- [Written exercise] In the material below, find all lines with the string "text" and copy them.

- [Material to process]
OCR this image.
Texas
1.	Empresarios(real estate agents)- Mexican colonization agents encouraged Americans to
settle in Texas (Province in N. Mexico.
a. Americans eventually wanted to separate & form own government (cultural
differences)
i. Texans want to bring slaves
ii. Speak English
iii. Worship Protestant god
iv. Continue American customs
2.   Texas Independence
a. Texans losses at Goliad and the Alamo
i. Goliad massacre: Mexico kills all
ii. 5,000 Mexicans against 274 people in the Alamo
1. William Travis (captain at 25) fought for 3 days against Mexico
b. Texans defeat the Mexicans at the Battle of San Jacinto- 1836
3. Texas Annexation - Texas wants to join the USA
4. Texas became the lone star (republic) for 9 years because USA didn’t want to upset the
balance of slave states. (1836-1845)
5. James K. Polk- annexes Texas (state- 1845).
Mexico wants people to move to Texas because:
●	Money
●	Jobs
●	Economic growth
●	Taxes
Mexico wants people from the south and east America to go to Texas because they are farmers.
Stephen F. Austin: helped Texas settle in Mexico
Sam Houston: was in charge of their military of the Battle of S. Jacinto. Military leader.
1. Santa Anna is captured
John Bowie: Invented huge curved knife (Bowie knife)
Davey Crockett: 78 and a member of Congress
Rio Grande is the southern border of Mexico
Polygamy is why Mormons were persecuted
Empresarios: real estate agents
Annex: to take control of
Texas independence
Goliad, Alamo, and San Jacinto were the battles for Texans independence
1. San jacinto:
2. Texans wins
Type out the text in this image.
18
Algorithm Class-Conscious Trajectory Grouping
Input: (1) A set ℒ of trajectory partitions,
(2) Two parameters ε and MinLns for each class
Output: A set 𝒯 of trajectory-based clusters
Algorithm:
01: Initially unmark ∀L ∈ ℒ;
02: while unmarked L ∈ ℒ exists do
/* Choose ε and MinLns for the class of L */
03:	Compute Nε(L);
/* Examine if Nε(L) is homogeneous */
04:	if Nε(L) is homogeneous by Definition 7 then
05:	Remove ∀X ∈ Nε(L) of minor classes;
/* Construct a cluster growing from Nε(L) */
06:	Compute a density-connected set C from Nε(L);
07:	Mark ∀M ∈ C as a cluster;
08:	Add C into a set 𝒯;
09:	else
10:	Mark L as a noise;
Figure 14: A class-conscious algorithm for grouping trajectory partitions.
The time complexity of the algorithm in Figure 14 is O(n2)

--

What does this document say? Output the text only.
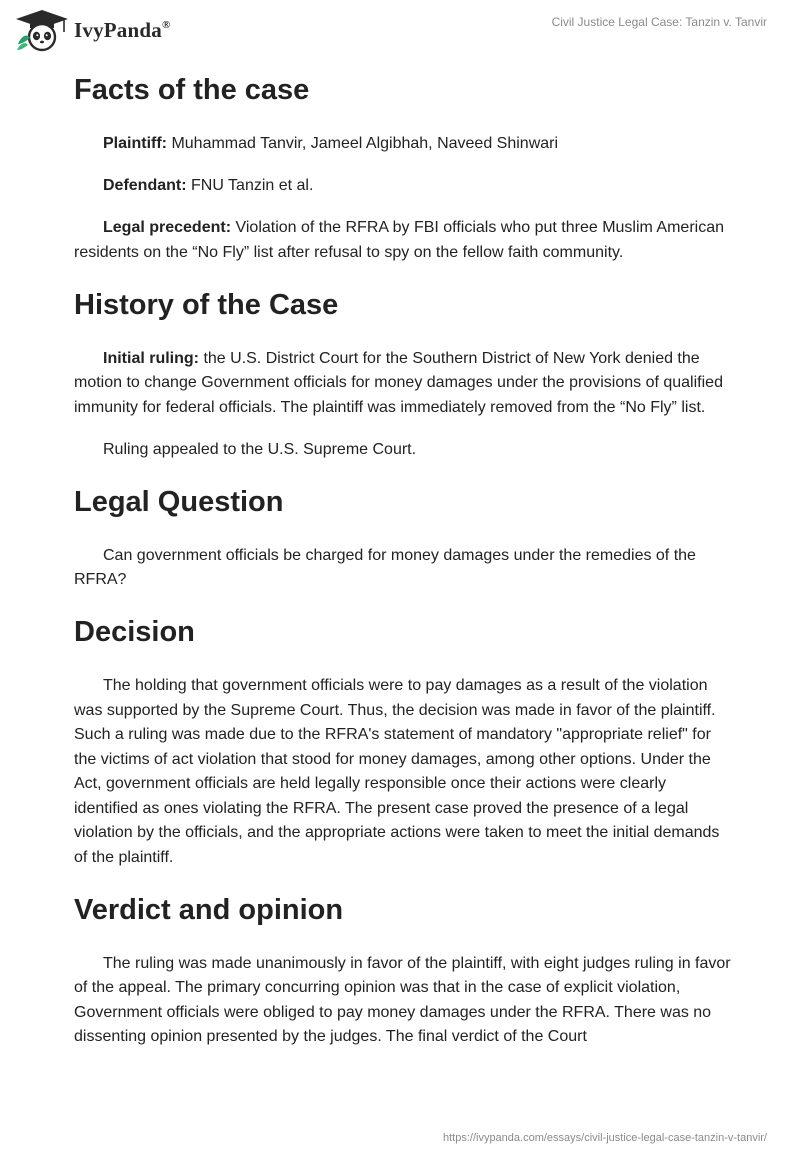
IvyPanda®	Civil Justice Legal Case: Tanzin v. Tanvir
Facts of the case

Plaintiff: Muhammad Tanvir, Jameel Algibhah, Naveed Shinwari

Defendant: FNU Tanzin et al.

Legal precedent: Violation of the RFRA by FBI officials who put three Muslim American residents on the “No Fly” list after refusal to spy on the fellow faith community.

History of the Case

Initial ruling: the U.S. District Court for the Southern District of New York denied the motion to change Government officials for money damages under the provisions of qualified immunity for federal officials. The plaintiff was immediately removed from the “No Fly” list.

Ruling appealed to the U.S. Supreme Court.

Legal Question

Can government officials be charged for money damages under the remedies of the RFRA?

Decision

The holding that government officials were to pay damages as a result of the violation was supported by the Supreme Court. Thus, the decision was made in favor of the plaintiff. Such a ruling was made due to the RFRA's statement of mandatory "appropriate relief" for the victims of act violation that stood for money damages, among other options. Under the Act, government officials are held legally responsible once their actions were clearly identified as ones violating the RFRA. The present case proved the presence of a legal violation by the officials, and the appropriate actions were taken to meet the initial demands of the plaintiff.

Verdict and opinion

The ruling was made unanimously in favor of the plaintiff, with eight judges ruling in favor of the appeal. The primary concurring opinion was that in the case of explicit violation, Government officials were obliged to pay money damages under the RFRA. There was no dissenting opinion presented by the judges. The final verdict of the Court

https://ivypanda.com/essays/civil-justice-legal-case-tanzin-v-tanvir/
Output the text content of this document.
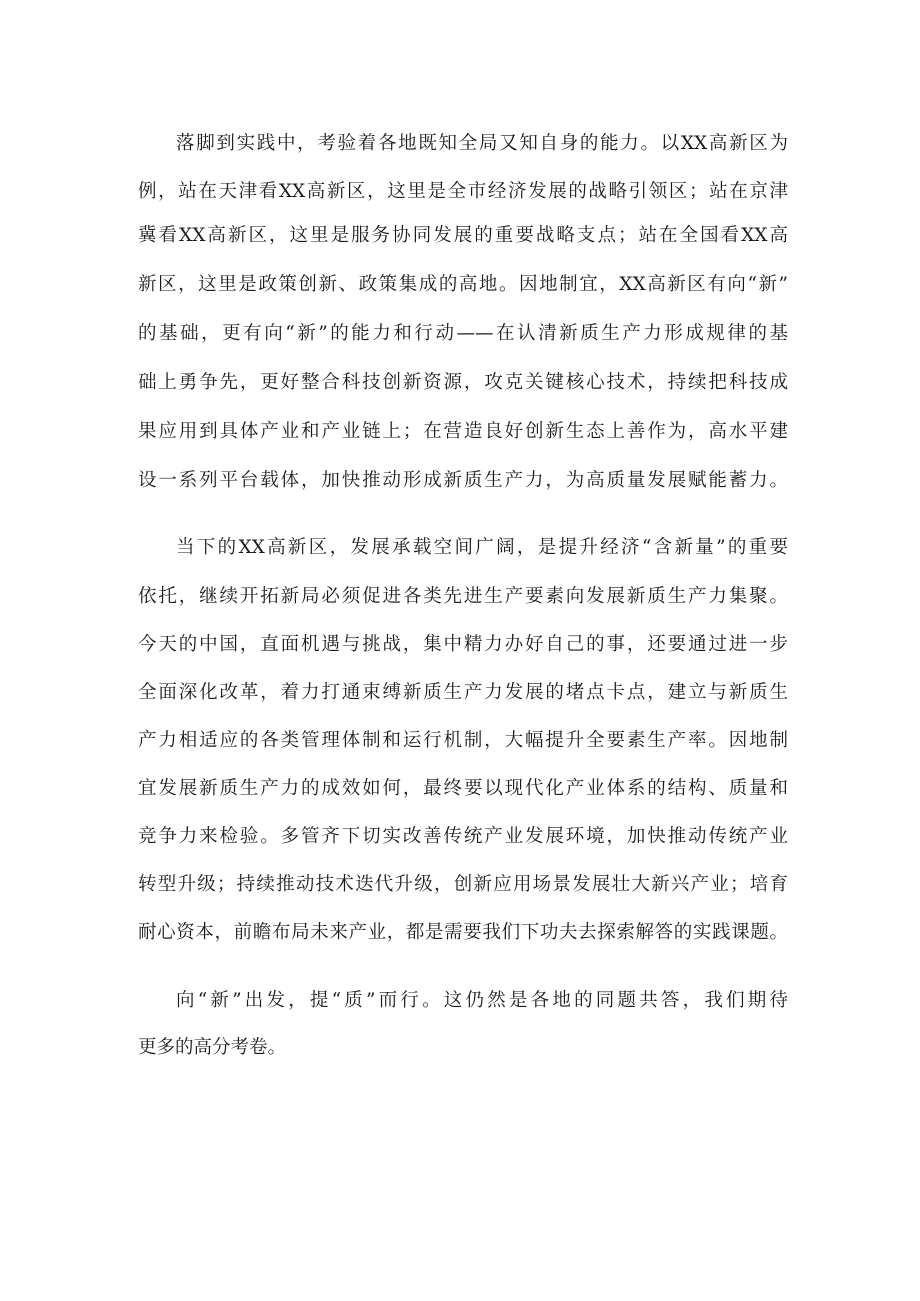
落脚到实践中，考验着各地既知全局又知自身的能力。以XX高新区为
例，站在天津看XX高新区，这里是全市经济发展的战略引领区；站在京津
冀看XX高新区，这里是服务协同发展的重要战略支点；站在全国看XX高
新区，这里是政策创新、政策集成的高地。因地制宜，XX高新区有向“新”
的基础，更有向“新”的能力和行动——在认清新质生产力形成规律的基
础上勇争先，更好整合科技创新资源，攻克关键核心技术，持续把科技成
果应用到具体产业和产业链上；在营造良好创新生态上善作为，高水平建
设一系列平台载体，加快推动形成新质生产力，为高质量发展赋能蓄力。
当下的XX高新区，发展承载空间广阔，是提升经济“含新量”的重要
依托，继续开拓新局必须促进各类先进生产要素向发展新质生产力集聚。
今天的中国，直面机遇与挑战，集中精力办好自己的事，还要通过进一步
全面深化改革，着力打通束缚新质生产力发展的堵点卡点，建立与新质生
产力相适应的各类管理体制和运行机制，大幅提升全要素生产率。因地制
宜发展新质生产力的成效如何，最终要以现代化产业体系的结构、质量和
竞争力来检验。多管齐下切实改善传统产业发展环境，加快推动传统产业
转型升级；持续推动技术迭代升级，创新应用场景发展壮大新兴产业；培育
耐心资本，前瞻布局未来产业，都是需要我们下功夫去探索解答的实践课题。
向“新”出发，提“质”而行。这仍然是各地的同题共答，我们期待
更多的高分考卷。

- [Expected answer]
Type out the text in this image.
What does this document say? Output the text only.
Output the text content of this document.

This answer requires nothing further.